Task details: Return all the data, word for word.
+ + + +
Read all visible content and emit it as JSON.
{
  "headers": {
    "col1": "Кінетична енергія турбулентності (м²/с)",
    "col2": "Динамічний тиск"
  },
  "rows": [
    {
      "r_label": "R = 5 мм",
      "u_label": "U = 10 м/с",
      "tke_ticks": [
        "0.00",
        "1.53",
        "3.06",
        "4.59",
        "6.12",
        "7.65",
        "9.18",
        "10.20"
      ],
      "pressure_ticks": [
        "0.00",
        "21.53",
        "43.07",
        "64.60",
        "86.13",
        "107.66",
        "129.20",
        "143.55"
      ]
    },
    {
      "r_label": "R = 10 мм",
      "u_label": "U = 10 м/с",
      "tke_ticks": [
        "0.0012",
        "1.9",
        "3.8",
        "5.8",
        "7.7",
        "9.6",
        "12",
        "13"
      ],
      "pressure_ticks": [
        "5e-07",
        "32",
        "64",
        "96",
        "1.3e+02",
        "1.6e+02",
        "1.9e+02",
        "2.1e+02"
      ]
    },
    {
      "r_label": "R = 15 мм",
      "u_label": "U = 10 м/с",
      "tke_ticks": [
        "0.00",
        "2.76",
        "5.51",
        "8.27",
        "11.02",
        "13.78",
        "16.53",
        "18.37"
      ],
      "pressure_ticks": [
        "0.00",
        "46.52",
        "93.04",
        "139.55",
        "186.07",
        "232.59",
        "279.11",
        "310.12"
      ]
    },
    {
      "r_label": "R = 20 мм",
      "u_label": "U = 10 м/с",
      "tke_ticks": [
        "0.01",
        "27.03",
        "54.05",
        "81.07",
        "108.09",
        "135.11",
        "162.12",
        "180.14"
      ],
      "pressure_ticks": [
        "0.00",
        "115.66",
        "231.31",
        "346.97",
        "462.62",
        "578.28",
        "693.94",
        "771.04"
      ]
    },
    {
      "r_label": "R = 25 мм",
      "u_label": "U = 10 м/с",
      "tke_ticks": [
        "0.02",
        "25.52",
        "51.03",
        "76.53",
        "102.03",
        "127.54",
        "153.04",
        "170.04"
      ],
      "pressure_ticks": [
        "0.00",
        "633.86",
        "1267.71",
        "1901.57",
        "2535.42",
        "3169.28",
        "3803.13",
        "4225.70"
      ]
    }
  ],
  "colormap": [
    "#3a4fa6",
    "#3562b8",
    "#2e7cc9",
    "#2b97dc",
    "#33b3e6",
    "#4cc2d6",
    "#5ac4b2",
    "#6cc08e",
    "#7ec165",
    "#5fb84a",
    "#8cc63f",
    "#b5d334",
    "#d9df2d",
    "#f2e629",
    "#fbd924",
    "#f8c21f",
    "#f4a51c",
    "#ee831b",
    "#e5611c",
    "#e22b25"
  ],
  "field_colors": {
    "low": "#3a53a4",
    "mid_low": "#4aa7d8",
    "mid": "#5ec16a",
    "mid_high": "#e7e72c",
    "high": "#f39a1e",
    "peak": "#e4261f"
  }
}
+ + + +
Answer to the task:
Read all visible content and emit it as JSON.
{
  "headers": {
    "col1": "Кінетична енергія турбулентності (м²/с)",
    "col2": "Динамічний тиск"
  },
  "rows": [
    {
      "r_label": "R = 5 мм",
      "u_label": "U = 10 м/с",
      "tke_ticks": [
        "0.00",
        "1.53",
        "3.06",
        "4.59",
        "6.12",
        "7.65",
        "9.18",
        "10.20"
      ],
      "pressure_ticks": [
        "0.00",
        "21.53",
        "43.07",
        "64.60",
        "86.13",
        "107.66",
        "129.20",
        "143.55"
      ]
    },
    {
      "r_label": "R = 10 мм",
      "u_label": "U = 10 м/с",
      "tke_ticks": [
        "0.0012",
        "1.9",
        "3.8",
        "5.8",
        "7.7",
        "9.6",
        "12",
        "13"
      ],
      "pressure_ticks": [
        "5e-07",
        "32",
        "64",
        "96",
        "1.3e+02",
        "1.6e+02",
        "1.9e+02",
        "2.1e+02"
      ]
    },
    {
      "r_label": "R = 15 мм",
      "u_label": "U = 10 м/с",
      "tke_ticks": [
        "0.00",
        "2.76",
        "5.51",
        "8.27",
        "11.02",
        "13.78",
        "16.53",
        "18.37"
      ],
      "pressure_ticks": [
        "0.00",
        "46.52",
        "93.04",
        "139.55",
        "186.07",
        "232.59",
        "279.11",
        "310.12"
      ]
    },
    {
      "r_label": "R = 20 мм",
      "u_label": "U = 10 м/с",
      "tke_ticks": [
        "0.01",
        "27.03",
        "54.05",
        "81.07",
        "108.09",
        "135.11",
        "162.12",
        "180.14"
      ],
      "pressure_ticks": [
        "0.00",
        "115.66",
        "231.31",
        "346.97",
        "462.62",
        "578.28",
        "693.94",
        "771.04"
      ]
    },
    {
      "r_label": "R = 25 мм",
      "u_label": "U = 10 м/с",
      "tke_ticks": [
        "0.02",
        "25.52",
        "51.03",
        "76.53",
        "102.03",
        "127.54",
        "153.04",
        "170.04"
      ],
      "pressure_ticks": [
        "0.00",
        "633.86",
        "1267.71",
        "1901.57",
        "2535.42",
        "3169.28",
        "3803.13",
        "4225.70"
      ]
    }
  ],
  "colormap": [
    "#3a4fa6",
    "#3562b8",
    "#2e7cc9",
    "#2b97dc",
    "#33b3e6",
    "#4cc2d6",
    "#5ac4b2",
    "#6cc08e",
    "#7ec165",
    "#5fb84a",
    "#8cc63f",
    "#b5d334",
    "#d9df2d",
    "#f2e629",
    "#fbd924",
    "#f8c21f",
    "#f4a51c",
    "#ee831b",
    "#e5611c",
    "#e22b25"
  ],
  "field_colors": {
    "low": "#3a53a4",
    "mid_low": "#4aa7d8",
    "mid": "#5ec16a",
    "mid_high": "#e7e72c",
    "high": "#f39a1e",
    "peak": "#e4261f"
  }
}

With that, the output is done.